Gather every line in the records below that contains the word "contingencies".

» **MATERIAL FOR THIS EXERCISE**
>>>

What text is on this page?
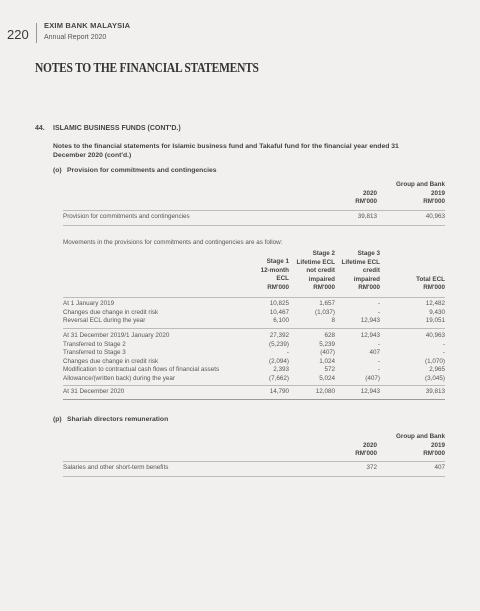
220
EXIM BANK MALAYSIA
Annual Report 2020
NOTES TO THE FINANCIAL STATEMENTS
44. ISLAMIC BUSINESS FUNDS (CONT'D.)
Notes to the financial statements for Islamic business fund and Takaful fund for the financial year ended 31 December 2020 (cont'd.)
(o) Provision for commitments and contingencies
Group and Bank
2020	2019
RM'000	RM'000
Provision for commitments and contingencies	39,813	40,963
Movements in the provisions for commitments and contingencies are as follow:
Stage 1
12-month
ECL
RM'000
Stage 2
Lifetime ECL
not credit
impaired
RM'000
Stage 3
Lifetime ECL
credit
impaired
RM'000
Total ECL
RM'000
At 1 January 2019	10,825	1,657	-	12,482
Changes due change in credit risk	10,467	(1,037)	-	9,430
Reversal ECL during the year	6,100	8	12,943	19,051
At 31 December 2019/1 January 2020	27,392	628	12,943	40,963
Transferred to Stage 2	(5,239)	5,239	-	-
Transferred to Stage 3	-	(407)	407	-
Changes due change in credit risk	(2,094)	1,024	-	(1,070)
Modification to contractual cash flows of financial assets	2,393	572	-	2,965
Allowance/(written back) during the year	(7,662)	5,024	(407)	(3,045)
At 31 December 2020	14,790	12,080	12,943	39,813
(p) Shariah directors remuneration
Group and Bank
2020	2019
RM'000	RM'000
Salaries and other short-term benefits	372	407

<<<

» **WRITTEN ANSWER**
(o) Provision for commitments and contingencies
Provision for commitments and contingencies	39,813	40,963
Movements in the provisions for commitments and contingencies are as follow:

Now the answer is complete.